### Activities
a: In the essay on the idol of good behavior, why does it say morality becomes an idol for many? Answer in one to three sentences.
b: Repeat everything in the essay on the idol of good behavior from "It’s very hard" down to "Clause is coming to town.", word for word.
c: Carry on the essay about the idol of good behavior from its final sentence.

### Document text
# # # # # # #
Idolatry: The Idol of Good Behavior
By Kevin Probst
Tim Keller wrote in A Reason for God, “If you center your life and identity on religion and morality, you will, if you are living up to your moral standards, be proud, self-righteous and cruel. If you don’t live up to your standards your guilt will be utterly devastating.”
We can make an idol out of good behavior and moral standards. It’s easy to look around and say, “Well, I’m better than they are, therefore, I must be doing pretty good. Surely I’m going to heaven.” But Jesus said, “Not everyone who says to me, 'Lord, Lord,' will enter the kingdom of heaven, but only he who does the will of my Father who is in heaven. Many will say to me on that day, 'Lord, Lord, did we not prophesy in your name and in your name drive out demons and perform many miracles? ” (Matt. 7:21-22) Morality becomes an idol for many because they look to good behavior for salvation rather than to Christ.
It’s very hard for us to unlearn this concept. Almost from birth we are taught that good behavior will reap great benefits. One of the earliest ditties we teach our children is:
You better watch out, You better not cry,
Better not pout, I'm telling you why:
Santa Claus is coming to town.
He's making a list, And checking it twice;
Gonna find out Who's naughty and nice,
Santa Clause is coming to town.
He sees you when you're sleeping.
He knows when you're awake.
He knows if you've been bad or good,
So be good for goodness sake!
To please our parents, to please our teachers, to please Santa Clause and to please Jesus we are taught to be good. Granted, being good goes a long way toward pleasing all of these but ‘being good’ is not pleasing to Jesus when our behavior causes us to ignore Christ’s words to Nicodemus, “You must be born again.”
Paul said it very well to the Philippians (3:7-8) “But whatever were gains to me I now consider loss for the sake of Christ. What is more, I consider everything a loss because of the surpassing worth of knowing Christ Jesus my Lord, for whose sake I have lost all things. I consider them garbage, that I may gain Christ…”
# # # # # # #
### Data records
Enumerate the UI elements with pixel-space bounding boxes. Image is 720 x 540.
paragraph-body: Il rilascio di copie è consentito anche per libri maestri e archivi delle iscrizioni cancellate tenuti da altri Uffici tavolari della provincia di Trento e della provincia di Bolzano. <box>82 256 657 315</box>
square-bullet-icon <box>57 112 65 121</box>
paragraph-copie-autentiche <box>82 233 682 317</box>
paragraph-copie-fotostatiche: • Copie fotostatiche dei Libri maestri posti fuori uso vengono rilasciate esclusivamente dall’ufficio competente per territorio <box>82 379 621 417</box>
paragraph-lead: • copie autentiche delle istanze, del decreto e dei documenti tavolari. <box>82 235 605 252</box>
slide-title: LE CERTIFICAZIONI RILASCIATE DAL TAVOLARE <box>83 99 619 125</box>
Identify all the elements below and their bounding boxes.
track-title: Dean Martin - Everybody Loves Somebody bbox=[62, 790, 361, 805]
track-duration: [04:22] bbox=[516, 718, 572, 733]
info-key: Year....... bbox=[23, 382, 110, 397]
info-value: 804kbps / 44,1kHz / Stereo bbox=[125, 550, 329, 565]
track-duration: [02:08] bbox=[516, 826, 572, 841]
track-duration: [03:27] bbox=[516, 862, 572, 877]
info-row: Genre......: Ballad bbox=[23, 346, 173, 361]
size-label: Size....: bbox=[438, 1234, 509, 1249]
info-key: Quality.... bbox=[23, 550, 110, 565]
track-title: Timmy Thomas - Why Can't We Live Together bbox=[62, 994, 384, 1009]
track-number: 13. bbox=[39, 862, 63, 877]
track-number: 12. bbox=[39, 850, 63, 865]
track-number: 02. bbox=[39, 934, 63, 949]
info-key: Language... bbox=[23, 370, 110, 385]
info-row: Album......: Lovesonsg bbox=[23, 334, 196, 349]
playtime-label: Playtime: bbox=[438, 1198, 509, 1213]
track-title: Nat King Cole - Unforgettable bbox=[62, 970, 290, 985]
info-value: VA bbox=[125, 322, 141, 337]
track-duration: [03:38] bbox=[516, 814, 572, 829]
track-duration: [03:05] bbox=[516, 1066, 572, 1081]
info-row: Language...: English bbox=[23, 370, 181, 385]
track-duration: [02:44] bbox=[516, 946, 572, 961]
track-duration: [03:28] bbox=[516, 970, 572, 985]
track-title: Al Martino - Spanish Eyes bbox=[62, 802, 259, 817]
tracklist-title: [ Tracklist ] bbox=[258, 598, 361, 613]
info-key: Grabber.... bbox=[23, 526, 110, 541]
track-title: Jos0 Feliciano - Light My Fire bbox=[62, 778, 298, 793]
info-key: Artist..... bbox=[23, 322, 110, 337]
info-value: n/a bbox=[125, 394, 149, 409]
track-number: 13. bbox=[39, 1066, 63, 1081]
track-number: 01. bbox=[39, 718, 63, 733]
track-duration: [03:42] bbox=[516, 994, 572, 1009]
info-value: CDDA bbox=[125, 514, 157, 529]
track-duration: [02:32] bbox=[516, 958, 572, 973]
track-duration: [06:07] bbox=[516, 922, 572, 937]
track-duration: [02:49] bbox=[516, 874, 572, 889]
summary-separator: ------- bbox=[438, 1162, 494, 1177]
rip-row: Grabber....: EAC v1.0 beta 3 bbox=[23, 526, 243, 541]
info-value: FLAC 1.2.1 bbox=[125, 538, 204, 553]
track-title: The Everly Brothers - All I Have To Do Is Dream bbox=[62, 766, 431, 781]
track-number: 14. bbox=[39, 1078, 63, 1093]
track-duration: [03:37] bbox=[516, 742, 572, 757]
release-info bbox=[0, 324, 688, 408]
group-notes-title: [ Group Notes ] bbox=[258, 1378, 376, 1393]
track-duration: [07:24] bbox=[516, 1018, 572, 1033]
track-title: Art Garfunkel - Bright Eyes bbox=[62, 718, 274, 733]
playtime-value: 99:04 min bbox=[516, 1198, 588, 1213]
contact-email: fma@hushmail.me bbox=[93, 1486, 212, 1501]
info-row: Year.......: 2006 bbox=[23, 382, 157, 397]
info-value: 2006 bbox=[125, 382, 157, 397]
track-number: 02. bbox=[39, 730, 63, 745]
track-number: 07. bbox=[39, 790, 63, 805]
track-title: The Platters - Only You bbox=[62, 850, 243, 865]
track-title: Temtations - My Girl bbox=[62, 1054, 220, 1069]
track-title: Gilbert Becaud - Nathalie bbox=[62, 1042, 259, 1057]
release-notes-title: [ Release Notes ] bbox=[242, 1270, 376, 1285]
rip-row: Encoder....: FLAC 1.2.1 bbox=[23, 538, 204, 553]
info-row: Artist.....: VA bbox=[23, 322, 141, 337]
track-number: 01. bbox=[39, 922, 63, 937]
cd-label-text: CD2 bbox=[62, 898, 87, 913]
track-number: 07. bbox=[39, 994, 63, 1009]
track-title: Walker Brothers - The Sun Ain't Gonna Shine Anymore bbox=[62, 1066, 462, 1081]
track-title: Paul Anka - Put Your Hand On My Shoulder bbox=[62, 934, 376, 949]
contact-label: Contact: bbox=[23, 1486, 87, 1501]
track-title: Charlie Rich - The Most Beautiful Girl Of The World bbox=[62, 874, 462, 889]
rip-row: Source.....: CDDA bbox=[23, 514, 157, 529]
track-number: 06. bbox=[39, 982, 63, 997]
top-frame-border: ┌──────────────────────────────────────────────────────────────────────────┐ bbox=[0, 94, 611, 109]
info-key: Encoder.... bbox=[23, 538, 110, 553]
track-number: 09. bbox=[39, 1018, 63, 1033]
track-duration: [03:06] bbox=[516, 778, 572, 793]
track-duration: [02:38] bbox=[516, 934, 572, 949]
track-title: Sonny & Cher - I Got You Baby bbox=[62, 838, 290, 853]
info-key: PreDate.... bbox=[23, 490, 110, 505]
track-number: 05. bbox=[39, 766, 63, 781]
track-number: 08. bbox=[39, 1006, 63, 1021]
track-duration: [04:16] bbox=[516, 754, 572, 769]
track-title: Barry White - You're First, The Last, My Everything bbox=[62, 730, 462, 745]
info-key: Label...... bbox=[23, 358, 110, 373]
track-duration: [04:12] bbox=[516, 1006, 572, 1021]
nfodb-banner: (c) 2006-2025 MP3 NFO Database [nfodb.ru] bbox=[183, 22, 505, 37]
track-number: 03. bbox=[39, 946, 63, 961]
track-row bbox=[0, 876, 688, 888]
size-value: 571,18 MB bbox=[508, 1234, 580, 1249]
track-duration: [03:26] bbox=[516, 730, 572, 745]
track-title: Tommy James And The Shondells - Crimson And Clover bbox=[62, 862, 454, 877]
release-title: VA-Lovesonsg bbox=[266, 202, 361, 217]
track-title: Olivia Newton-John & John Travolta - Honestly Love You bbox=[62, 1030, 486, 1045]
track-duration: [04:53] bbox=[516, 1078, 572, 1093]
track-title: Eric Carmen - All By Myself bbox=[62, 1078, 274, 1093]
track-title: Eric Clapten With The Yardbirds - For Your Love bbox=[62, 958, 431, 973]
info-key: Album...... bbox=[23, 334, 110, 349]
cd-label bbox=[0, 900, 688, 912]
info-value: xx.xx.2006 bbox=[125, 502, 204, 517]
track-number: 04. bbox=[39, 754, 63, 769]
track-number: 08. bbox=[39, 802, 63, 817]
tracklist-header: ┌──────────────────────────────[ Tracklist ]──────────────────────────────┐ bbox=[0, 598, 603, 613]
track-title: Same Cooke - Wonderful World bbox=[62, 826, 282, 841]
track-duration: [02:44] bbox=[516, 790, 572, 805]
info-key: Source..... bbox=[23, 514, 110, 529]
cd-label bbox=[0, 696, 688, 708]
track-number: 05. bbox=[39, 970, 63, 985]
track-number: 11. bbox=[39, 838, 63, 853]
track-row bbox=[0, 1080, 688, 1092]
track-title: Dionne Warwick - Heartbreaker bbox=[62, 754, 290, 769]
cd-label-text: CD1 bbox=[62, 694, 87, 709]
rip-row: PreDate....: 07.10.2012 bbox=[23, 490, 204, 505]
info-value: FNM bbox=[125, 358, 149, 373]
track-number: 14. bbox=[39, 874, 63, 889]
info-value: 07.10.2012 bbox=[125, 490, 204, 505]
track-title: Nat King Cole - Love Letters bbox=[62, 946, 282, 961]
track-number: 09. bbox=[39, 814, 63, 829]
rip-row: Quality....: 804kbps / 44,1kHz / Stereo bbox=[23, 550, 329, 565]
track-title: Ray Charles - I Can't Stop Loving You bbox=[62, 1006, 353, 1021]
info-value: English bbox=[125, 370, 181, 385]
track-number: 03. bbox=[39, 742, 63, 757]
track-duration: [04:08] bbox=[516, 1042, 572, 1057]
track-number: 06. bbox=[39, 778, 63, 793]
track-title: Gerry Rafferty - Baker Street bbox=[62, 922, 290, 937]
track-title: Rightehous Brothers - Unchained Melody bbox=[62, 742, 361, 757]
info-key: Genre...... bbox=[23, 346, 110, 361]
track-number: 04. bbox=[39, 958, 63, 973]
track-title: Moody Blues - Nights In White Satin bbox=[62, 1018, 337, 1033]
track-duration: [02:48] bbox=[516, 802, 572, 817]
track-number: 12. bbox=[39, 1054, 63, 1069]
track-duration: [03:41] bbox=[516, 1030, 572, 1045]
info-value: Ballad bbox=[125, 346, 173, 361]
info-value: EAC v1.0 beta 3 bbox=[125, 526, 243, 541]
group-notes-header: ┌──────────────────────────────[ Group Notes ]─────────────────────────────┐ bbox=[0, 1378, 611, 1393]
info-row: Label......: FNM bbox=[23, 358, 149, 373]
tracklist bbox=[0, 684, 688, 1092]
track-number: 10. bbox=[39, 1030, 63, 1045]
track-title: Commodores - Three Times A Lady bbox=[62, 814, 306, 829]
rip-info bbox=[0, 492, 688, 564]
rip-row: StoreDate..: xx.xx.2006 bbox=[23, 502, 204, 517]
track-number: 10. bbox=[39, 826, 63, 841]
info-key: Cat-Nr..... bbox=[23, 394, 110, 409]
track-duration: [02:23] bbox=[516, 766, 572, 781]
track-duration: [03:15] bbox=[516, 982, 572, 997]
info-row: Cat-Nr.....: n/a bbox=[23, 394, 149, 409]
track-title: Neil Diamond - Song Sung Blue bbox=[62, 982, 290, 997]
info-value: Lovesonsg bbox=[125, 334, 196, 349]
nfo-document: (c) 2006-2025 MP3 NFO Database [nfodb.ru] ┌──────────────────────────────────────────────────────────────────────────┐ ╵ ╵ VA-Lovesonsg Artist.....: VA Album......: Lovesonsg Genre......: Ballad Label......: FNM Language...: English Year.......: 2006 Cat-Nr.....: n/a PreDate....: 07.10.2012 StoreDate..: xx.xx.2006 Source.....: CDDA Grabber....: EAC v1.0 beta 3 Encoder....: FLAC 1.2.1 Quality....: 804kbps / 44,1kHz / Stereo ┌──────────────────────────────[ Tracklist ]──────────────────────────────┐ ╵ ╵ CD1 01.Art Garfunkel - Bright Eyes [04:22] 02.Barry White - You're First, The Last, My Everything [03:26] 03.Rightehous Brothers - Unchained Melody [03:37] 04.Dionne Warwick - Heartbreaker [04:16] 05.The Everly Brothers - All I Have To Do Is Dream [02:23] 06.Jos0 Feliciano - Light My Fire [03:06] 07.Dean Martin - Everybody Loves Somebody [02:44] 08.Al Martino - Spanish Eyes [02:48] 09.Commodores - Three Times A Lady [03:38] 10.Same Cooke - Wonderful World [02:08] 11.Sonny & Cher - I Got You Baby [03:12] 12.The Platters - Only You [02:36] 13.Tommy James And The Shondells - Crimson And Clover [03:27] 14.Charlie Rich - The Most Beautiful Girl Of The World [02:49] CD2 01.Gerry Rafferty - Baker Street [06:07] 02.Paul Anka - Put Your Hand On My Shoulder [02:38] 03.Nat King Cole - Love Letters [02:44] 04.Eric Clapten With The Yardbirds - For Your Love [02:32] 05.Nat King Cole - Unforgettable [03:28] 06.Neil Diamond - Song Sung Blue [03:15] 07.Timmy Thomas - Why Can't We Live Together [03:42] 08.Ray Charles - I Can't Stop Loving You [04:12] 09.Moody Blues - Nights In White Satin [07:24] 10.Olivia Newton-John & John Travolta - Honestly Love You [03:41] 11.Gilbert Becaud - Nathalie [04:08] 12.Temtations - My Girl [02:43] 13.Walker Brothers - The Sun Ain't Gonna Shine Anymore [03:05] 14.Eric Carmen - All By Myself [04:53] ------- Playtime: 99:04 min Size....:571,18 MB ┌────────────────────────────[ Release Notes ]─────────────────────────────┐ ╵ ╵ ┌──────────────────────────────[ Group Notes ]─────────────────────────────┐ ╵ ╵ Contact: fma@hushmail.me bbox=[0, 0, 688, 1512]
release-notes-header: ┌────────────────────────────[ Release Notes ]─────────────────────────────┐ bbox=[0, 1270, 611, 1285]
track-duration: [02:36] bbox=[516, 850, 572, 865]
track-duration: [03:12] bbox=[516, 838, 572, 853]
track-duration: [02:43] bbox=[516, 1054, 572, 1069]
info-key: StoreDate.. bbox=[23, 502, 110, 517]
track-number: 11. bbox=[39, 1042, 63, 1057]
# # # # # # #
### Numbered responses
a: Morality becomes an idol for many because they look to good behavior for salvation rather than to Christ.

b:
It’s very hard for us to unlearn this concept. Almost from birth we are taught that good behavior will reap great benefits. One of the earliest ditties we teach our children is:
You better watch out, You better not cry,
Better not pout, I'm telling you why:
Santa Claus is coming to town.
He's making a list, And checking it twice;
Gonna find out Who's naughty and nice,
Santa Clause is coming to town.

c:
Paul is saying, my family used to be my righteousness, my occupation used to be my righteousness, my education used to be my righteousness, my own efforts used to be my righteousness…I used to count these thing for righteousness but now I understand that my righteousness is as filthy rags. (Isa. 64:6) I was bowing to my own idols of rubbish and junk, they are nothing but dung. “Behold, old things have passed away and all things have become new.” (2 Cor. 5:17) The old nature tells me I can earn my salvation but my new nature tells me that salvation comes through faith as a gift of God.
Jesus was led up into the wilderness and Satan challenged him to turn stones into bread and to cast himself down to prove his deity. There is certainly nothing wrong with turning stones to bread, He once turned water into wine. What Satan was really tempting him to do was to be self-sufficient. “You can have everything you want apart from your walk with God.” An idol always says to the human heart, “I can do for you all the things God can do. You don’t need God.” Isn’t that what Satan was telling Adam and Eve in the Garden of Eden?
God had some words for Ezekiel, you can find them in the 14th Chapter, verse 3. “Son of man, these men have set up idols in their hearts and put wicked stumbling blocks before their faces. Should I let them inquire of me at all?”
Surely God looks out over idol infested churches today and he says, “People are filling the church and they have idols in their heart and they want to ask me for help and they petition me for things. Why should I answer them when they have adulterated their love for me?”
If good behavior or a moral code or our own self-righteousness is an idol we must identify it, repent of it and take it to the cross of Christ.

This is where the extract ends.